***** Extracted data *****

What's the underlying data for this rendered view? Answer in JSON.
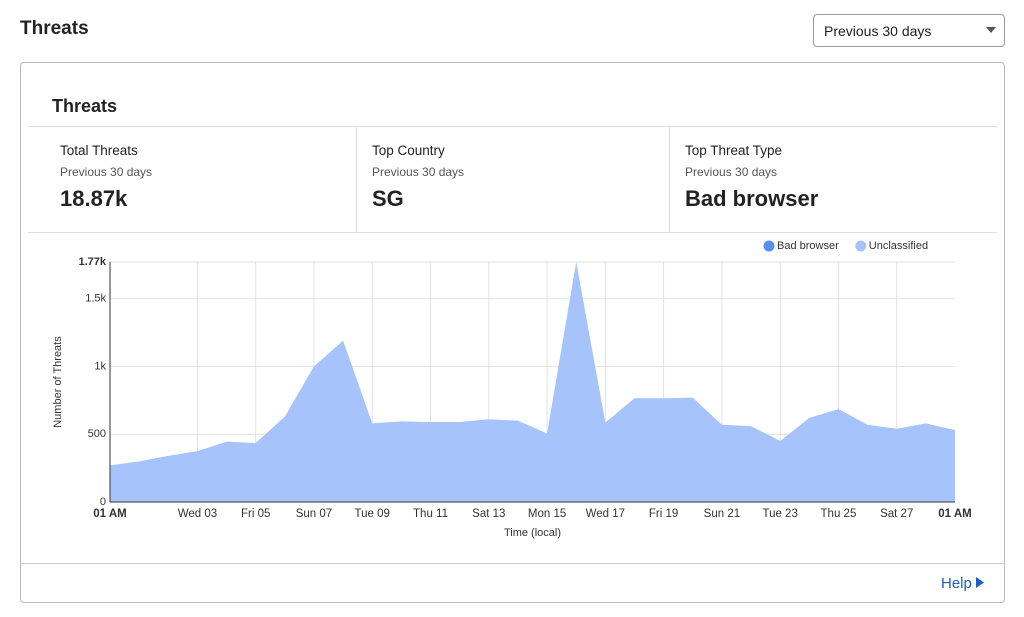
{
  "header": {
    "title": "Threats",
    "range_select": "Previous 30 days"
  },
  "card": {
    "title": "Threats",
    "stats": [
      {
        "label": "Total Threats",
        "period": "Previous 30 days",
        "value": "18.87k"
      },
      {
        "label": "Top Country",
        "period": "Previous 30 days",
        "value": "SG"
      },
      {
        "label": "Top Threat Type",
        "period": "Previous 30 days",
        "value": "Bad browser"
      }
    ]
  },
  "chart_data": {
    "type": "area",
    "stacked": true,
    "y_label": "Number of Threats",
    "x_label": "Time (local)",
    "categories": [
      "01 AM",
      null,
      null,
      "Wed 03",
      null,
      "Fri 05",
      null,
      "Sun 07",
      null,
      "Tue 09",
      null,
      "Thu 11",
      null,
      "Sat 13",
      null,
      "Mon 15",
      null,
      "Wed 17",
      null,
      "Fri 19",
      null,
      "Sun 21",
      null,
      "Tue 23",
      null,
      "Thu 25",
      null,
      "Sat 27",
      null,
      "01 AM"
    ],
    "series": [
      {
        "name": "Bad browser",
        "color": "#5b8def",
        "values": [
          0,
          0,
          0,
          0,
          0,
          0,
          0,
          0,
          0,
          0,
          0,
          0,
          0,
          0,
          0,
          0,
          0,
          0,
          0,
          0,
          0,
          0,
          0,
          0,
          0,
          0,
          0,
          0,
          0,
          0
        ]
      },
      {
        "name": "Unclassified",
        "color": "#a6c4fb",
        "values": [
          270,
          300,
          340,
          375,
          445,
          435,
          630,
          1000,
          1190,
          580,
          595,
          590,
          590,
          610,
          600,
          505,
          1770,
          585,
          765,
          765,
          770,
          570,
          560,
          450,
          620,
          685,
          570,
          540,
          580,
          530
        ]
      }
    ],
    "ylim": [
      0,
      1770
    ],
    "yticks": [
      0,
      500,
      {
        "value": 1000,
        "label": "1k"
      },
      {
        "value": 1500,
        "label": "1.5k"
      },
      {
        "value": 1770,
        "label": "1.77k"
      }
    ],
    "grid": true,
    "legend": "top-right"
  },
  "footer": {
    "help": "Help"
  }
}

*****

▸ What is required:
Could you repeat all of the material exactly? Pictures should not be copied.

▸ Exercise answer:
What's the underlying data for this rendered view? Answer in JSON.
{
  "header": {
    "title": "Threats",
    "range_select": "Previous 30 days"
  },
  "card": {
    "title": "Threats",
    "stats": [
      {
        "label": "Total Threats",
        "period": "Previous 30 days",
        "value": "18.87k"
      },
      {
        "label": "Top Country",
        "period": "Previous 30 days",
        "value": "SG"
      },
      {
        "label": "Top Threat Type",
        "period": "Previous 30 days",
        "value": "Bad browser"
      }
    ]
  },
  "chart_data": {
    "type": "area",
    "stacked": true,
    "y_label": "Number of Threats",
    "x_label": "Time (local)",
    "categories": [
      "01 AM",
      null,
      null,
      "Wed 03",
      null,
      "Fri 05",
      null,
      "Sun 07",
      null,
      "Tue 09",
      null,
      "Thu 11",
      null,
      "Sat 13",
      null,
      "Mon 15",
      null,
      "Wed 17",
      null,
      "Fri 19",
      null,
      "Sun 21",
      null,
      "Tue 23",
      null,
      "Thu 25",
      null,
      "Sat 27",
      null,
      "01 AM"
    ],
    "series": [
      {
        "name": "Bad browser",
        "color": "#5b8def",
        "values": [
          0,
          0,
          0,
          0,
          0,
          0,
          0,
          0,
          0,
          0,
          0,
          0,
          0,
          0,
          0,
          0,
          0,
          0,
          0,
          0,
          0,
          0,
          0,
          0,
          0,
          0,
          0,
          0,
          0,
          0
        ]
      },
      {
        "name": "Unclassified",
        "color": "#a6c4fb",
        "values": [
          270,
          300,
          340,
          375,
          445,
          435,
          630,
          1000,
          1190,
          580,
          595,
          590,
          590,
          610,
          600,
          505,
          1770,
          585,
          765,
          765,
          770,
          570,
          560,
          450,
          620,
          685,
          570,
          540,
          580,
          530
        ]
      }
    ],
    "ylim": [
      0,
      1770
    ],
    "yticks": [
      0,
      500,
      {
        "value": 1000,
        "label": "1k"
      },
      {
        "value": 1500,
        "label": "1.5k"
      },
      {
        "value": 1770,
        "label": "1.77k"
      }
    ],
    "grid": true,
    "legend": "top-right"
  },
  "footer": {
    "help": "Help"
  }
}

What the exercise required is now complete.